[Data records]
---+---

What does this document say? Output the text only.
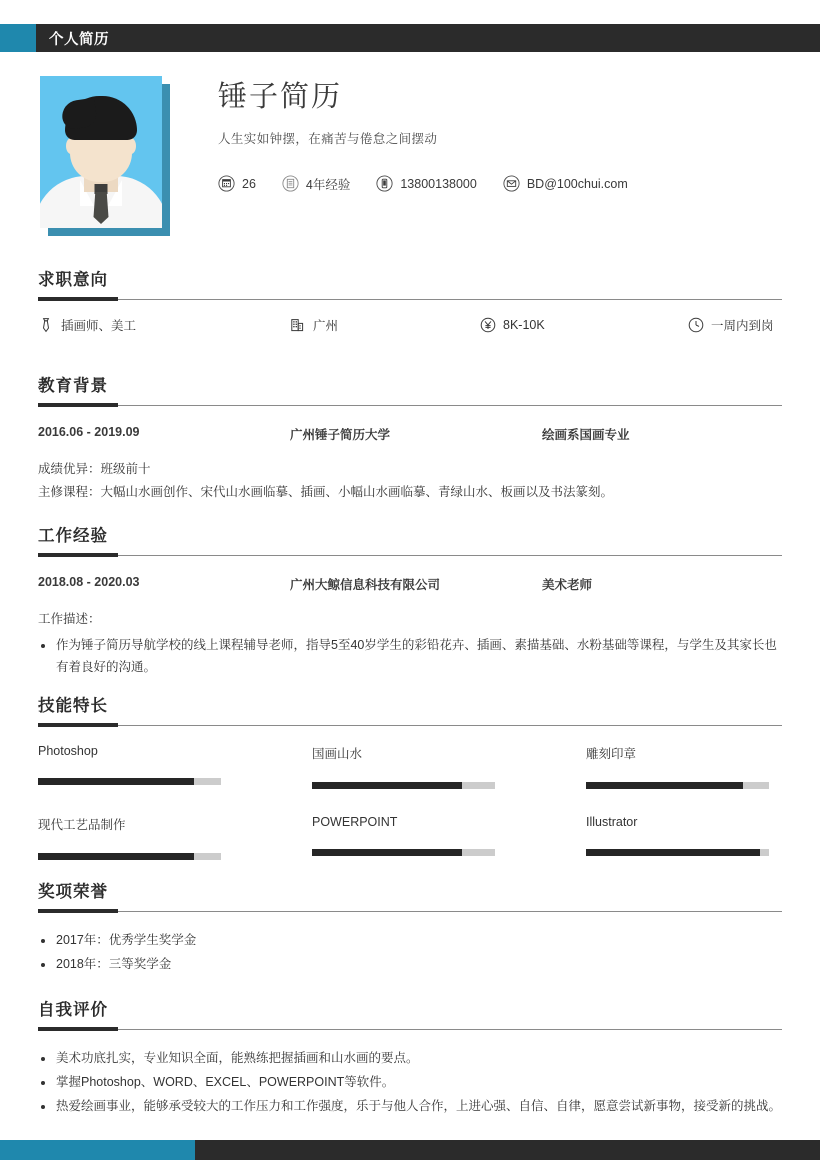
个人简历
锤子简历
人生实如钟摆，在痛苦与倦怠之间摆动
26	4年经验	13800138000	BD@100chui.com
求职意向
插画师、美工	广州	8K-10K	一周内到岗
教育背景
2016.06 - 2019.09	广州锤子简历大学	绘画系国画专业

成绩优异：班级前十

主修课程：大幅山水画创作、宋代山水画临摹、插画、小幅山水画临摹、青绿山水、板画以及书法篆刻。

工作经验
2018.08 - 2020.03	广州大鲸信息科技有限公司	美术老师

工作描述：

作为锤子简历导航学校的线上课程辅导老师，指导5至40岁学生的彩铅花卉、插画、素描基础、水粉基础等课程，与学生及其家长也有着良好的沟通。
技能特长
Photoshop	国画山水	雕刻印章
现代工艺品制作	POWERPOINT	Illustrator
奖项荣誉
2017年：优秀学生奖学金
2018年：三等奖学金
自我评价
美术功底扎实，专业知识全面，能熟练把握插画和山水画的要点。
掌握Photoshop、WORD、EXCEL、POWERPOINT等软件。
热爱绘画事业，能够承受较大的工作压力和工作强度，乐于与他人合作，上进心强、自信、自律，愿意尝试新事物，接受新的挑战。
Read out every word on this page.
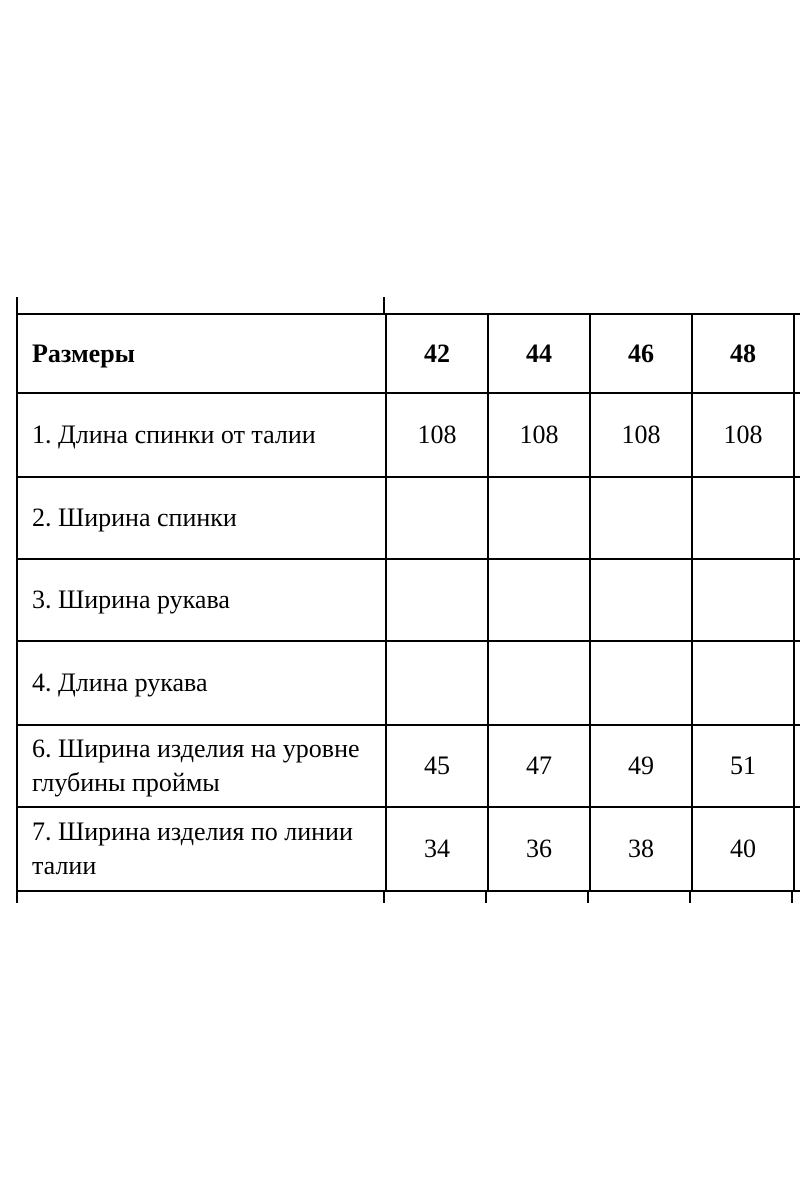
Размеры	42	44	46	48	
1. Длина спинки от талии	108	108	108	108	
2. Ширина спинки					
3. Ширина рукава					
4. Длина рукава					
6. Ширина изделия на уровне глубины проймы	45	47	49	51	
7. Ширина изделия по линии талии	34	36	38	40	
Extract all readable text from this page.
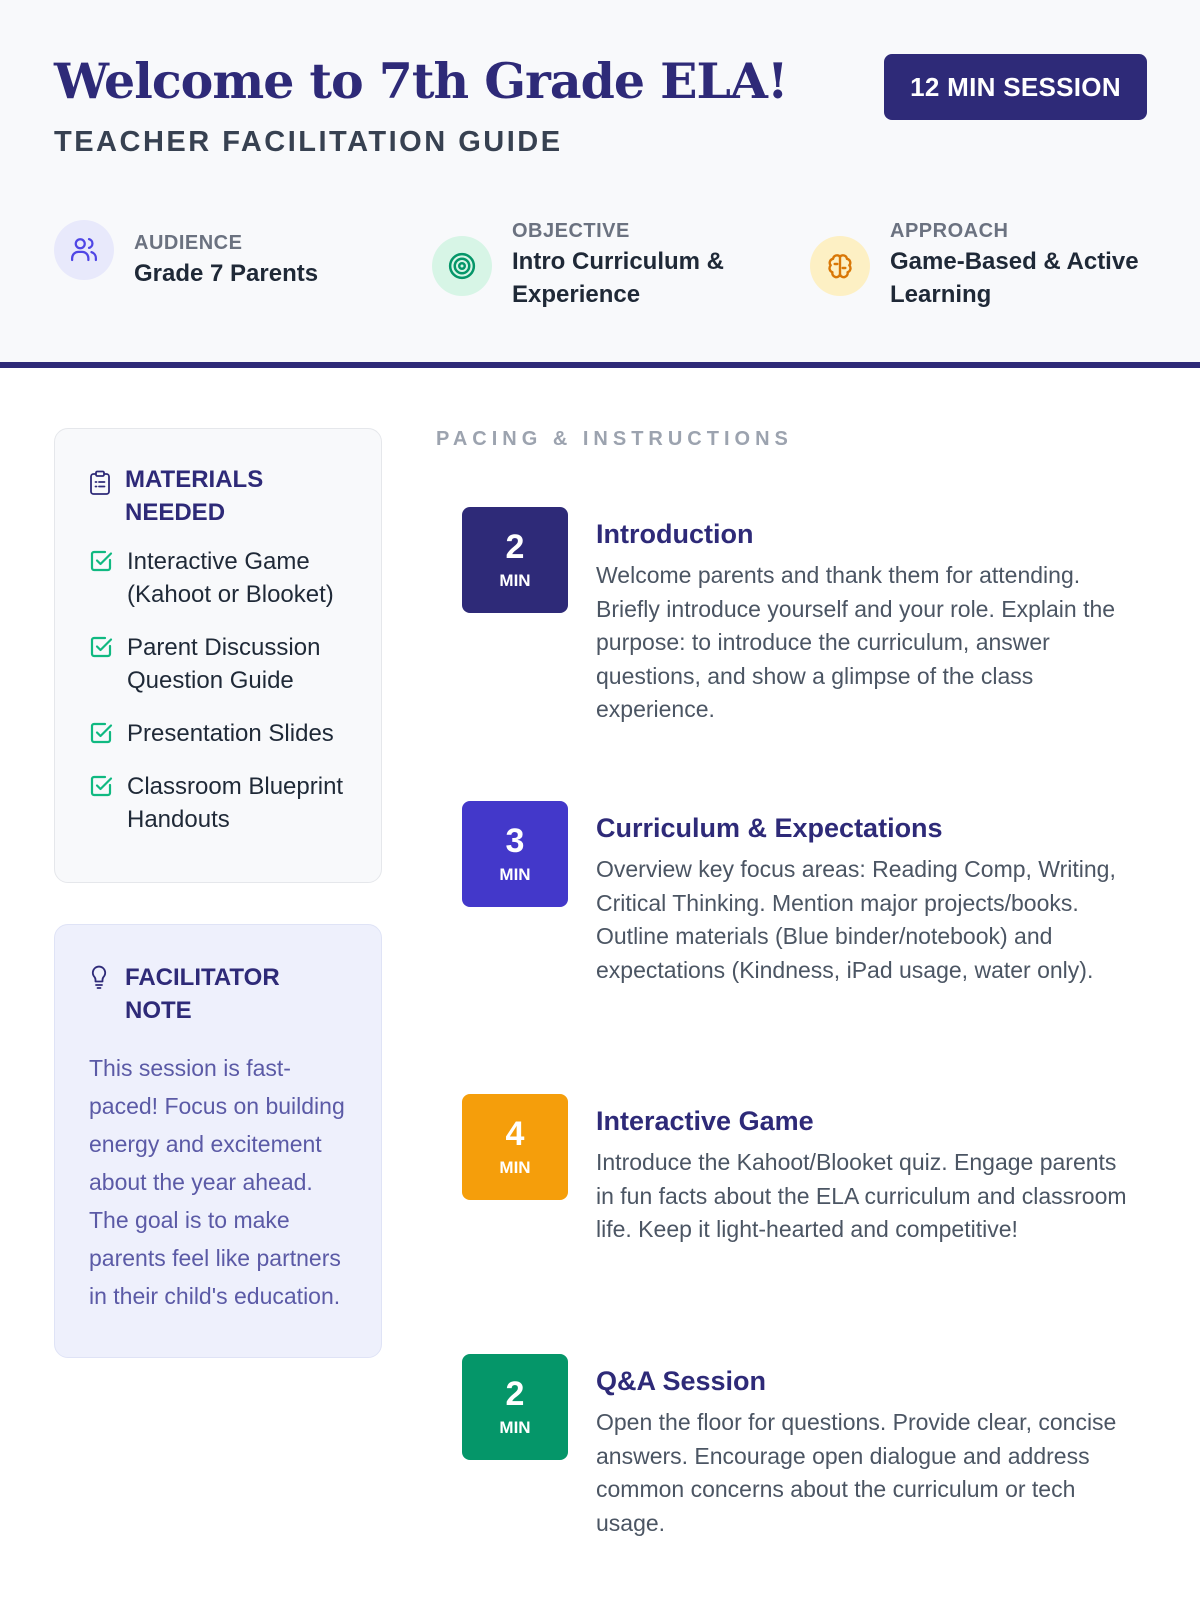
Welcome to 7th Grade ELA!
TEACHER FACILITATION GUIDE
12 MIN SESSION
AUDIENCE
Grade 7 Parents
OBJECTIVE
Intro Curriculum & Experience
APPROACH
Game-Based & Active Learning
MATERIALS NEEDED
Interactive Game (Kahoot or Blooket)
Parent Discussion Question Guide
Presentation Slides
Classroom Blueprint Handouts
FACILITATOR NOTE

This session is fast-paced! Focus on building energy and excitement about the year ahead. The goal is to make parents feel like partners in their child's education.

PACING & INSTRUCTIONS
2
MIN
Introduction

Welcome parents and thank them for attending. Briefly introduce yourself and your role. Explain the purpose: to introduce the curriculum, answer questions, and show a glimpse of the class experience.

3
MIN
Curriculum & Expectations

Overview key focus areas: Reading Comp, Writing, Critical Thinking. Mention major projects/books. Outline materials (Blue binder/notebook) and expectations (Kindness, iPad usage, water only).

4
MIN
Interactive Game

Introduce the Kahoot/Blooket quiz. Engage parents in fun facts about the ELA curriculum and classroom life. Keep it light-hearted and competitive!

2
MIN
Q&A Session

Open the floor for questions. Provide clear, concise answers. Encourage open dialogue and address common concerns about the curriculum or tech usage.
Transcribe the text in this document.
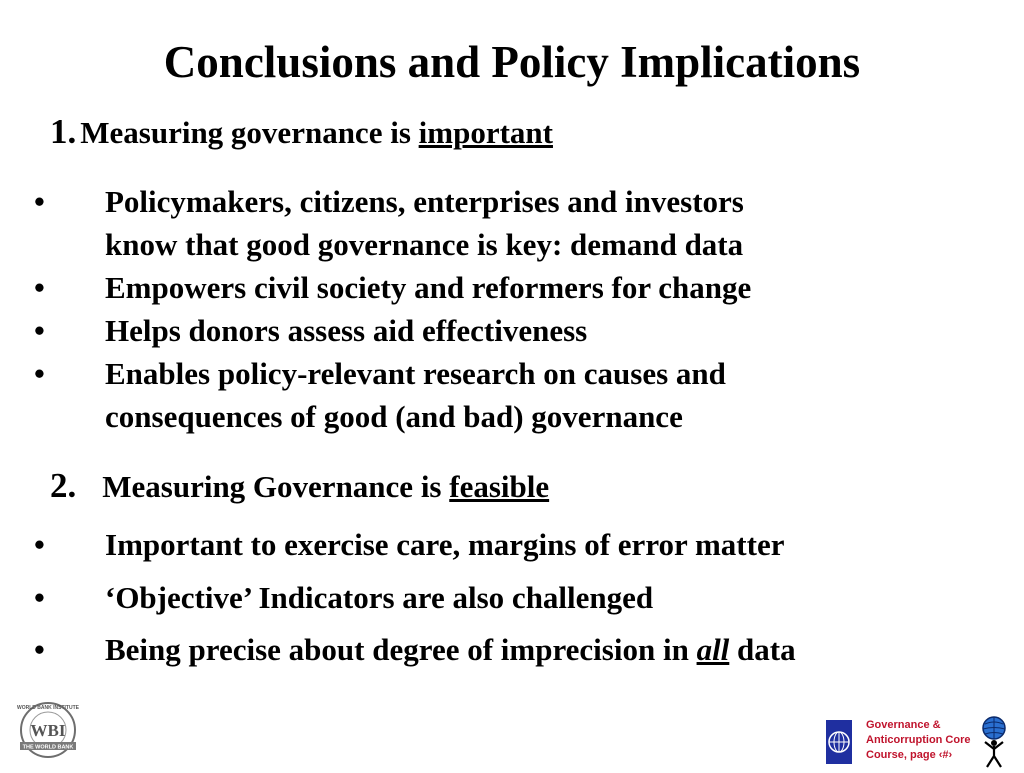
Conclusions and Policy Implications
1. Measuring governance is important
•	Policymakers, citizens, enterprises and investors
know that good governance is key: demand data
•	Empowers civil society and reformers for change
•	Helps donors assess aid effectiveness
•	Enables policy-relevant research on causes and
consequences of good (and bad) governance
2. Measuring Governance is feasible
•	Important to exercise care, margins of error matter
•	‘Objective’ Indicators are also challenged
•	Being precise about degree of imprecision in all data
WBI
THE WORLD BANK
WORLD BANK INSTITUTE
Governance &
Anticorruption Core
Course, page ‹#›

---+---

◆ WHAT YOU ARE ASKED TO DO:
Locate the word "Interactive" in the records above, and return each line that has it.

◆ REPLY TO THE EXERCISE:
Interactive Game (Kahoot or Blooket)
Interactive Game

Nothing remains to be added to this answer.